THE TASK: All of the listing must be given again exactly, except that the images are dropped.

--- INPUT RECORDS Enclosed Below ---

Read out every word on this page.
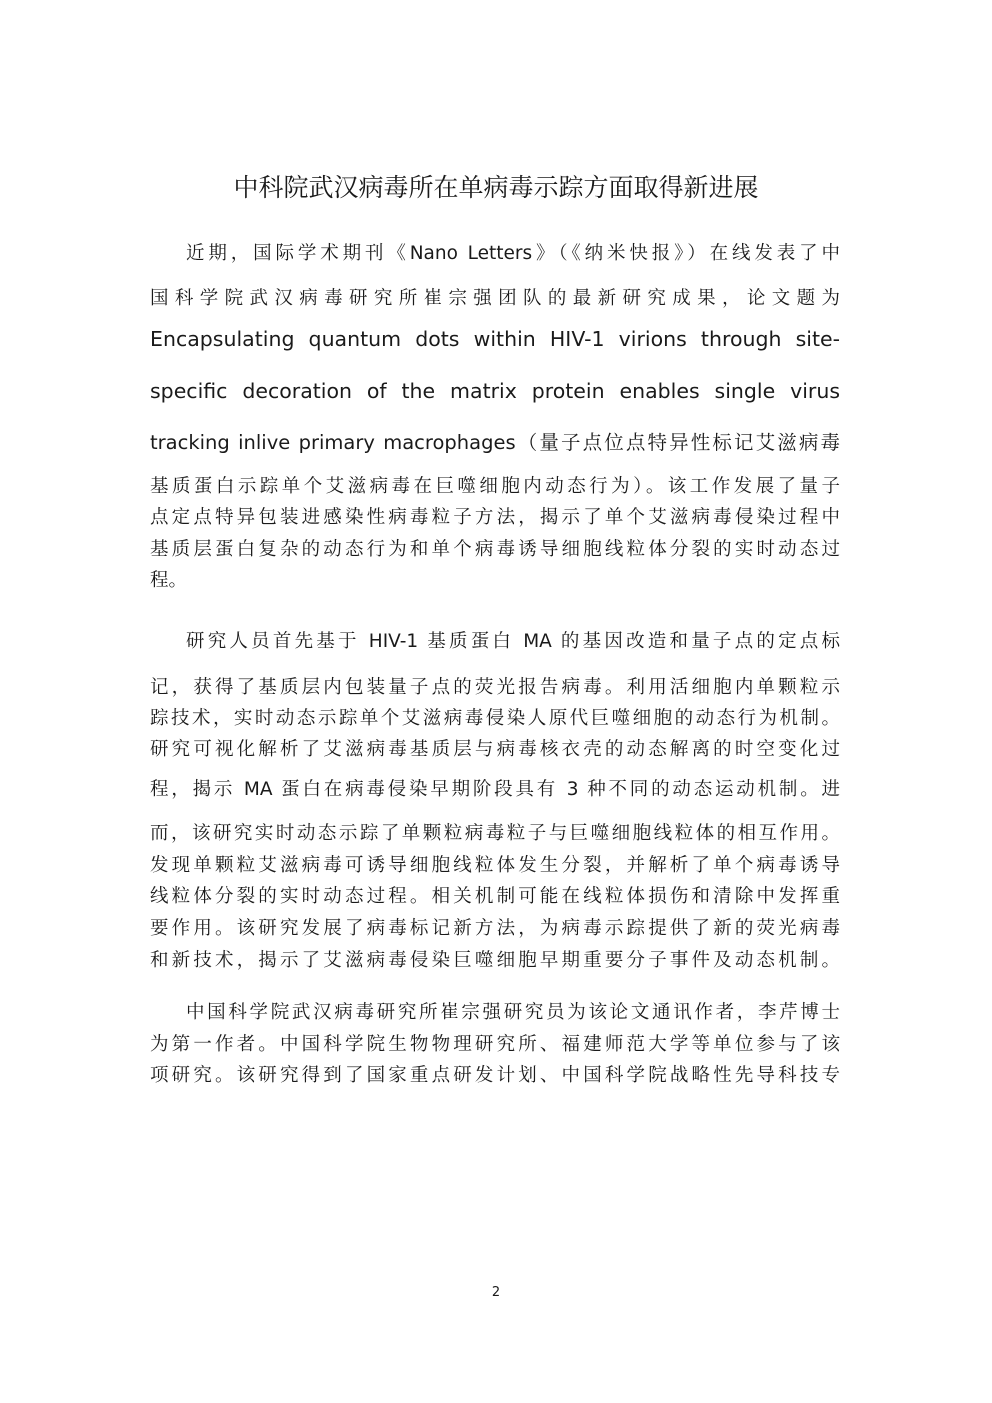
中科院武汉病毒所在单病毒示踪方面取得新进展
近期，国际学术期刊《Nano Letters》（《纳米快报》）在线发表了中
国科学院武汉病毒研究所崔宗强团队的最新研究成果，论文题为
Encapsulating quantum dots within HIV-1 virions through site-
specific decoration of the matrix protein enables single virus
tracking inlive primary macrophages（量子点位点特异性标记艾滋病毒
基质蛋白示踪单个艾滋病毒在巨噬细胞内动态行为）。该工作发展了量子
点定点特异包装进感染性病毒粒子方法，揭示了单个艾滋病毒侵染过程中
基质层蛋白复杂的动态行为和单个病毒诱导细胞线粒体分裂的实时动态过
程。
研究人员首先基于 HIV-1 基质蛋白 MA 的基因改造和量子点的定点标
记，获得了基质层内包装量子点的荧光报告病毒。利用活细胞内单颗粒示
踪技术，实时动态示踪单个艾滋病毒侵染人原代巨噬细胞的动态行为机制。
研究可视化解析了艾滋病毒基质层与病毒核衣壳的动态解离的时空变化过
程，揭示 MA 蛋白在病毒侵染早期阶段具有 3 种不同的动态运动机制。进
而，该研究实时动态示踪了单颗粒病毒粒子与巨噬细胞线粒体的相互作用。
发现单颗粒艾滋病毒可诱导细胞线粒体发生分裂，并解析了单个病毒诱导
线粒体分裂的实时动态过程。相关机制可能在线粒体损伤和清除中发挥重
要作用。该研究发展了病毒标记新方法，为病毒示踪提供了新的荧光病毒
和新技术，揭示了艾滋病毒侵染巨噬细胞早期重要分子事件及动态机制。
中国科学院武汉病毒研究所崔宗强研究员为该论文通讯作者，李芹博士
为第一作者。中国科学院生物物理研究所、福建师范大学等单位参与了该
项研究。该研究得到了国家重点研发计划、中国科学院战略性先导科技专
2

--- End of Enclosed INPUT RECORDS ---

ANSWER TO THE EXERCISE:
Read out every word on this page.
中科院武汉病毒所在单病毒示踪方面取得新进展
近期，国际学术期刊《Nano Letters》（《纳米快报》）在线发表了中
国科学院武汉病毒研究所崔宗强团队的最新研究成果，论文题为
Encapsulating quantum dots within HIV-1 virions through site-
specific decoration of the matrix protein enables single virus
tracking inlive primary macrophages（量子点位点特异性标记艾滋病毒
基质蛋白示踪单个艾滋病毒在巨噬细胞内动态行为）。该工作发展了量子
点定点特异包装进感染性病毒粒子方法，揭示了单个艾滋病毒侵染过程中
基质层蛋白复杂的动态行为和单个病毒诱导细胞线粒体分裂的实时动态过
程。
研究人员首先基于 HIV-1 基质蛋白 MA 的基因改造和量子点的定点标
记，获得了基质层内包装量子点的荧光报告病毒。利用活细胞内单颗粒示
踪技术，实时动态示踪单个艾滋病毒侵染人原代巨噬细胞的动态行为机制。
研究可视化解析了艾滋病毒基质层与病毒核衣壳的动态解离的时空变化过
程，揭示 MA 蛋白在病毒侵染早期阶段具有 3 种不同的动态运动机制。进
而，该研究实时动态示踪了单颗粒病毒粒子与巨噬细胞线粒体的相互作用。
发现单颗粒艾滋病毒可诱导细胞线粒体发生分裂，并解析了单个病毒诱导
线粒体分裂的实时动态过程。相关机制可能在线粒体损伤和清除中发挥重
要作用。该研究发展了病毒标记新方法，为病毒示踪提供了新的荧光病毒
和新技术，揭示了艾滋病毒侵染巨噬细胞早期重要分子事件及动态机制。
中国科学院武汉病毒研究所崔宗强研究员为该论文通讯作者，李芹博士
为第一作者。中国科学院生物物理研究所、福建师范大学等单位参与了该
项研究。该研究得到了国家重点研发计划、中国科学院战略性先导科技专
2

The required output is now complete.